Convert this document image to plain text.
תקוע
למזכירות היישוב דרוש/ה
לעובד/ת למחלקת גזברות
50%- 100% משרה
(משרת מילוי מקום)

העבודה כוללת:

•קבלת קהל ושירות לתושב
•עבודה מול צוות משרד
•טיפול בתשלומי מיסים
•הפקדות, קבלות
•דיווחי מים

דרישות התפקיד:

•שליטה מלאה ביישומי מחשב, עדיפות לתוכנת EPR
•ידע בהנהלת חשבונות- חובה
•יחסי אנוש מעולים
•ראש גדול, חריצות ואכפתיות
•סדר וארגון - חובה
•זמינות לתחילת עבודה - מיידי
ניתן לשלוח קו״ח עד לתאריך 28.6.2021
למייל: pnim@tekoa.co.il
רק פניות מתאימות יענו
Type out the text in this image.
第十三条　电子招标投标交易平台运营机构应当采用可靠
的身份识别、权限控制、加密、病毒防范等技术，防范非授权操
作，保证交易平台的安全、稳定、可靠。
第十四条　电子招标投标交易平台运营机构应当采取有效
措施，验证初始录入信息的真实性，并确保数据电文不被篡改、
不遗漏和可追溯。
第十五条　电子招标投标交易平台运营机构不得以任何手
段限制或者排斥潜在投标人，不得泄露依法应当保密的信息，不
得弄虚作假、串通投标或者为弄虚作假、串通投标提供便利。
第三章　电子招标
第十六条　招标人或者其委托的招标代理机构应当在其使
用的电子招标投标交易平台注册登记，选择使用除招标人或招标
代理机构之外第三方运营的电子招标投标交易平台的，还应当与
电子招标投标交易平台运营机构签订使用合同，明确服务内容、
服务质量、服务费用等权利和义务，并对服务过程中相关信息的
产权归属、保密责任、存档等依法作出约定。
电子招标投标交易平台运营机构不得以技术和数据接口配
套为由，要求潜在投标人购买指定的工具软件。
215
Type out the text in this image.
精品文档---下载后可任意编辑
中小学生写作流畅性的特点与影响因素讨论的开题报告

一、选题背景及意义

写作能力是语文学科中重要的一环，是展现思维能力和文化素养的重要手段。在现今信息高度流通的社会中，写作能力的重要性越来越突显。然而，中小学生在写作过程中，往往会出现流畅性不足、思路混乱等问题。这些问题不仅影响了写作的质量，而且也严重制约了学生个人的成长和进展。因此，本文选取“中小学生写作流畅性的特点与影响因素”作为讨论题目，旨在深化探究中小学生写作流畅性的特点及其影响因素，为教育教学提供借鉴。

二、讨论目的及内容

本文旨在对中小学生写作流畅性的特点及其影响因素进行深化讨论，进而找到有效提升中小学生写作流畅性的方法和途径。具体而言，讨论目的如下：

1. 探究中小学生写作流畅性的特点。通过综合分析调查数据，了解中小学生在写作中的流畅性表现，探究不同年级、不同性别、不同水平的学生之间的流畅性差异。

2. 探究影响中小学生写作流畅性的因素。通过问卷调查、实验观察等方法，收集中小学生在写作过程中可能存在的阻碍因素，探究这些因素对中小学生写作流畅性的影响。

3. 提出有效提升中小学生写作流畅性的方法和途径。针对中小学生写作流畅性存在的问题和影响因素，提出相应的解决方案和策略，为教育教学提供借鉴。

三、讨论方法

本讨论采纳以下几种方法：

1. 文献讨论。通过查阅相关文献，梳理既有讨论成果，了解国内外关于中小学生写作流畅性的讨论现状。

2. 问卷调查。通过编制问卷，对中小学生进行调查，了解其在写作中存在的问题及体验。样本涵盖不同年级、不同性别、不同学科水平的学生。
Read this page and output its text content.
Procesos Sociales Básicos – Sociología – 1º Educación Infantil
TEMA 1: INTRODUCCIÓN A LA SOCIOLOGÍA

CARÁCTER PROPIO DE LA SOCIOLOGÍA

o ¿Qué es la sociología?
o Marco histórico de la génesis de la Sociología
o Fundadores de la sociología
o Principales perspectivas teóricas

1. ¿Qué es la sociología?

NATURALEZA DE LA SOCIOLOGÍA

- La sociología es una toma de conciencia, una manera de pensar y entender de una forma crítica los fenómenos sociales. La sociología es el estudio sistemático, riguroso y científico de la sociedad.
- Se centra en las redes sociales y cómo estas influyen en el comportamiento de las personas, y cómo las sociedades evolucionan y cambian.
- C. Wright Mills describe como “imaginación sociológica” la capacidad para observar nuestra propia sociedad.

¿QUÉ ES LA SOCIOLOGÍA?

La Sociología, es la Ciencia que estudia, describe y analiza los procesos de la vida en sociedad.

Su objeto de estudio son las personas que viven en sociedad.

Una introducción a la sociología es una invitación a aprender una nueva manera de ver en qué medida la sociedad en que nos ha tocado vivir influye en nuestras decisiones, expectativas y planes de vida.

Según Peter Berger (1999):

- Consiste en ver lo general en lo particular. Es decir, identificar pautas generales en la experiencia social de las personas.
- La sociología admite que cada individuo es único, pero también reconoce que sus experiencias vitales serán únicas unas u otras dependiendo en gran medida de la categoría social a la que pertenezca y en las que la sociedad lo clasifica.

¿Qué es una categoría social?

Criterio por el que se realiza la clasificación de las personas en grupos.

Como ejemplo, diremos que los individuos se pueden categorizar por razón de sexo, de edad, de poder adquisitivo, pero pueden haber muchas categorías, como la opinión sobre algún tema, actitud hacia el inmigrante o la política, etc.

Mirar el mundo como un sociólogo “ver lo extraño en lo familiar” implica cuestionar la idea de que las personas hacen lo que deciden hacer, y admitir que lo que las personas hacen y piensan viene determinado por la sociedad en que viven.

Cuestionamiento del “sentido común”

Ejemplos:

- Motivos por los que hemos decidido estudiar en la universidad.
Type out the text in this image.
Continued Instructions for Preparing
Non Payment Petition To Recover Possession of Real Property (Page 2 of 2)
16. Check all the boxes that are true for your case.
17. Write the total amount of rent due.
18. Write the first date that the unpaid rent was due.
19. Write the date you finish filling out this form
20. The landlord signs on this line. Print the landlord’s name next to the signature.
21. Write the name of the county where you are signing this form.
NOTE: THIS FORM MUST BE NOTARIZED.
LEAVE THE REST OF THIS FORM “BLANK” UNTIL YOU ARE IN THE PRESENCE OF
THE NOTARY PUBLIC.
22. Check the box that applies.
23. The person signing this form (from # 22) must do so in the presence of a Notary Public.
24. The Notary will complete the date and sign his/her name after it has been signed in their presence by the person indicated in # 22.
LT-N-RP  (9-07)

Given request
Using the listing above, show each line holding the string "חובה".

Solution
•ידע בהנהלת חשבונות- חובה
•סדר וארגון - חובה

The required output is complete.